§ Written request 1
Quote the records below exactly, taking the part that opens with the line containing "series-line-taiwan xyxy=(117,652,750,680)" and closes with the line containing "y-tick-label: $500 xyxy=(47,284,89,305)", both lines included.

§ Text to read
------------------------------------

But then it all began to unravel. "The film is a mess," said The Los Angeles Times; Variety branded it "unable to achieve any aims higher than as a sort of engaging pop-history pageant and amateur, if not inapt, psychological evaluation" while The Hollywood Reporter damned it with the faint praise, "it's a gutsy movie but not necessarily a good one". Ouch. At least they acknowledged that there was little of the proselytising they'd expected from Stone, famed still as the liberal beatnik who propagated wild conspiracy theories in 1991's JFK but gave Nixon a sympathetic ride in 1995.

Years ago Stone might have been angrier about his critics who seem unwilling to acknowledge his highly unconventional Hollywood feat: a film filmed, edited and released in less than a six-month span for about $30m (£18m), less than the average major studio marketing budget per film. "I am never surprised. I've been humbled by this business for years. I got more money to make Nixon and JFK but that was in the mid-90s and here we are in 2008 and I'm getting quite considerably less money to make my third political movie. These are the rules of the game and I accept. But this is also my third political film where I have complete freedom. This is my vision, with my collaborators. I don't have a committee going, 'Oh well, you've got to change this'. Keeping my freedom was really crucial for me. No one interfered. That's very rare, that's the nature of this business. Political visions are tampered with. It was very hard to get this through and I'm proud of it."

------------------------------------

§ Written request 2
Print, word for word, the part of the passage above on Stone and his critics that opens with the words containing "But then it" and closes with "ride in 1995.".

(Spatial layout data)
------------------------------------

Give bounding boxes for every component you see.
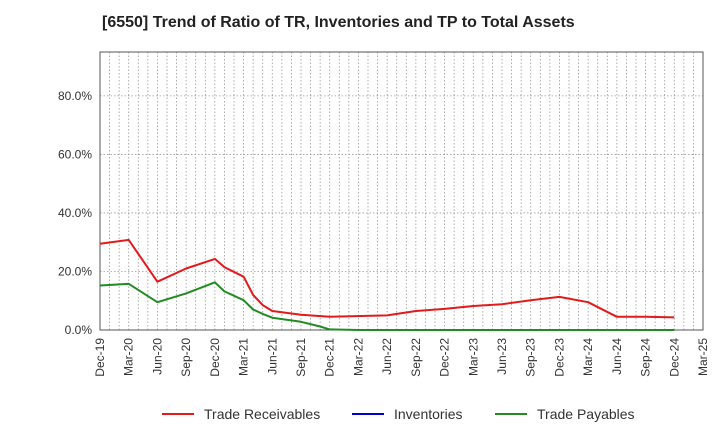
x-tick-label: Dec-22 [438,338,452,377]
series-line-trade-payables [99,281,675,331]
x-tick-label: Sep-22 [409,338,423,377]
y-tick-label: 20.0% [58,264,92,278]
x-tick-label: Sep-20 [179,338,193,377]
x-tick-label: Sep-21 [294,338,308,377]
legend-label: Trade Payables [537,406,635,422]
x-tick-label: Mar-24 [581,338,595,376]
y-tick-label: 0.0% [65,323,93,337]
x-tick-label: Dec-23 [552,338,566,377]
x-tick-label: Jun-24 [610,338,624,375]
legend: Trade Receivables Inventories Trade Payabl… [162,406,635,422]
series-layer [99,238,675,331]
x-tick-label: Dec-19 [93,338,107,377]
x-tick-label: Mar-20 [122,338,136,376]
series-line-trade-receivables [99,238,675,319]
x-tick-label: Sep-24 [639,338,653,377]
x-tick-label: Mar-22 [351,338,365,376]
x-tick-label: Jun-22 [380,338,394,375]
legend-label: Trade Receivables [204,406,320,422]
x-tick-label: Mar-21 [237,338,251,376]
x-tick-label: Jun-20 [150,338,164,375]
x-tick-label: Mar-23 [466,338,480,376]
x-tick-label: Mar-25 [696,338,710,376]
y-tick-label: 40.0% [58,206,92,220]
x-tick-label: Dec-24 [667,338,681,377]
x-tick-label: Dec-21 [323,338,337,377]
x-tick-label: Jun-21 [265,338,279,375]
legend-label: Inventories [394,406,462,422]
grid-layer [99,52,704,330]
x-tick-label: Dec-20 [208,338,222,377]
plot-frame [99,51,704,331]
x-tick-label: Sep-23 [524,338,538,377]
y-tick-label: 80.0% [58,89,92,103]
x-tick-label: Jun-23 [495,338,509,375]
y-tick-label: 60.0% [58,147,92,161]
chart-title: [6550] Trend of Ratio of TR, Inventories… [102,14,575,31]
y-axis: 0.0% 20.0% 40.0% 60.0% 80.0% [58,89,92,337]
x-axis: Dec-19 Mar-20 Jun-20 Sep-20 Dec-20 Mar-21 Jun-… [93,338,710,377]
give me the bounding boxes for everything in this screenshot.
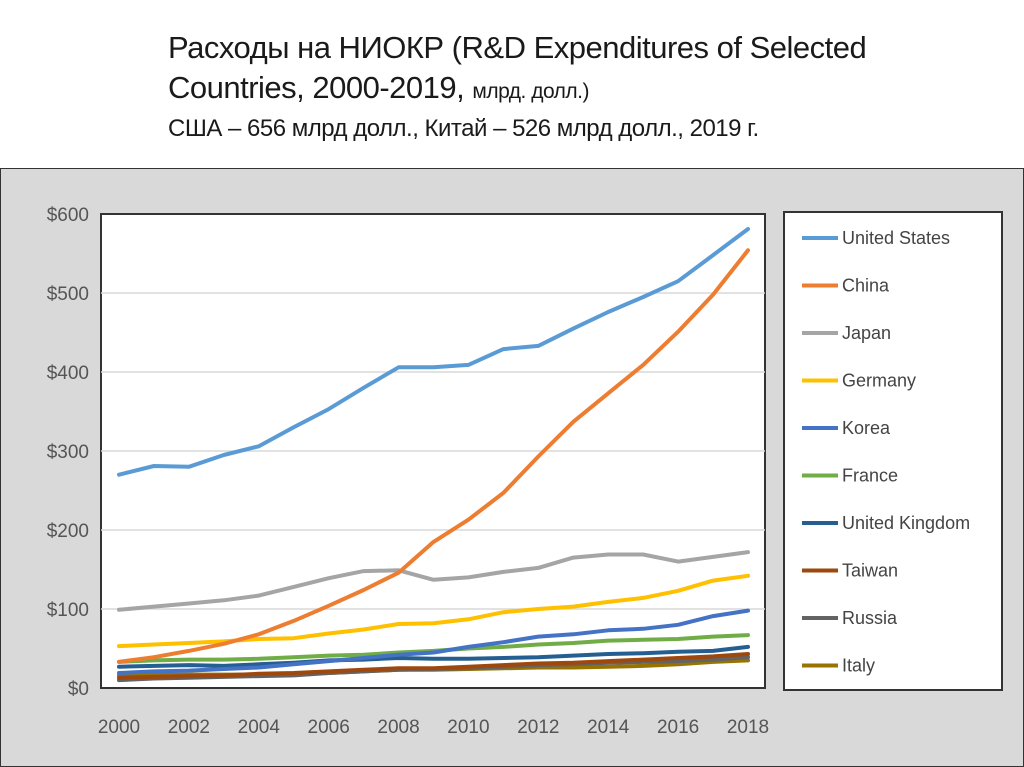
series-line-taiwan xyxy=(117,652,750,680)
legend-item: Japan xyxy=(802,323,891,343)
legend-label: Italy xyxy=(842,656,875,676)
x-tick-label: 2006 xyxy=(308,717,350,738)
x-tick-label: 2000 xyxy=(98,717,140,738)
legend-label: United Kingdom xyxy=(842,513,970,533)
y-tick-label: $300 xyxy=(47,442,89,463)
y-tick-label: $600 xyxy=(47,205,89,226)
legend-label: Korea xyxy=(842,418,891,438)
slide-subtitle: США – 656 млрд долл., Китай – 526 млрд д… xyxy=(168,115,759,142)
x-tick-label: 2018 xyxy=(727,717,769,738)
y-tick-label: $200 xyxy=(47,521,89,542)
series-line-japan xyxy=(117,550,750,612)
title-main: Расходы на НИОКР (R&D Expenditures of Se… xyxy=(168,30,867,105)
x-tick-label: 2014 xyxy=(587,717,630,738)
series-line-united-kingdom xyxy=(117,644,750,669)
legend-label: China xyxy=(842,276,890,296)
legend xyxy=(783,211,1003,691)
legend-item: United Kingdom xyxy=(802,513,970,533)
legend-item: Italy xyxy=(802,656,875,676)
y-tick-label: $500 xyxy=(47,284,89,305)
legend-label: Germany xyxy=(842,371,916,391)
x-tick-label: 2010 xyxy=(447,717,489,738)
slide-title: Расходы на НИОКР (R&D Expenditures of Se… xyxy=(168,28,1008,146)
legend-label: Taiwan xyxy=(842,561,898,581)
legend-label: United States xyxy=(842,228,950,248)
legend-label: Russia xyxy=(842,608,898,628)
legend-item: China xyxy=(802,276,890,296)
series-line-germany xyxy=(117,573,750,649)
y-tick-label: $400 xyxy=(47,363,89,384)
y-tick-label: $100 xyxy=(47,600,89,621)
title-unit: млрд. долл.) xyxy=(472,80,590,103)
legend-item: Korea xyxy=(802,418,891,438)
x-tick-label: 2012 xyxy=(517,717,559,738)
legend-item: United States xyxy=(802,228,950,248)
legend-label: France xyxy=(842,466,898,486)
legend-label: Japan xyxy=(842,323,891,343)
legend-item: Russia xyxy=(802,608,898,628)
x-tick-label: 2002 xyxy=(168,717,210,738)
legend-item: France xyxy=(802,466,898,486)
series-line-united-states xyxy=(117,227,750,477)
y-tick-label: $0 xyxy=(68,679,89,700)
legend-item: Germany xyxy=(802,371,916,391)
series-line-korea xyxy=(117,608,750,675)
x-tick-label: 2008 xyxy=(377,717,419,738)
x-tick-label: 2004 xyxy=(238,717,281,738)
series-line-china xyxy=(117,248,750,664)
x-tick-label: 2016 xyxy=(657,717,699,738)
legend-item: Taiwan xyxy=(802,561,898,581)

------------------------------------

§ Result 1
series-line-taiwan xyxy=(117,652,750,680)
legend-item: Japan xyxy=(802,323,891,343)
legend-label: Italy xyxy=(842,656,875,676)
x-tick-label: 2006 xyxy=(308,717,350,738)
x-tick-label: 2000 xyxy=(98,717,140,738)
legend-label: United Kingdom xyxy=(842,513,970,533)
y-tick-label: $300 xyxy=(47,442,89,463)
y-tick-label: $600 xyxy=(47,205,89,226)
legend-label: Korea xyxy=(842,418,891,438)
slide-subtitle: США – 656 млрд долл., Китай – 526 млрд д… xyxy=(168,115,759,142)
x-tick-label: 2018 xyxy=(727,717,769,738)
y-tick-label: $200 xyxy=(47,521,89,542)
series-line-japan xyxy=(117,550,750,612)
title-main: Расходы на НИОКР (R&D Expenditures of Se… xyxy=(168,30,867,105)
x-tick-label: 2014 xyxy=(587,717,630,738)
series-line-united-kingdom xyxy=(117,644,750,669)
legend-label: China xyxy=(842,276,890,296)
legend xyxy=(783,211,1003,691)
legend-item: United Kingdom xyxy=(802,513,970,533)
legend-item: Italy xyxy=(802,656,875,676)
y-tick-label: $500 xyxy=(47,284,89,305)

§ Result 2
But then it all began to unravel. "The film is a mess," said The Los Angeles Times; Variety branded it "unable to achieve any aims higher than as a sort of engaging pop-history pageant and amateur, if not inapt, psychological evaluation" while The Hollywood Reporter damned it with the faint praise, "it's a gutsy movie but not necessarily a good one". Ouch. At least they acknowledged that there was little of the proselytising they'd expected from Stone, famed still as the liberal beatnik who propagated wild conspiracy theories in 1991's JFK but gave Nixon a sympathetic ride in 1995.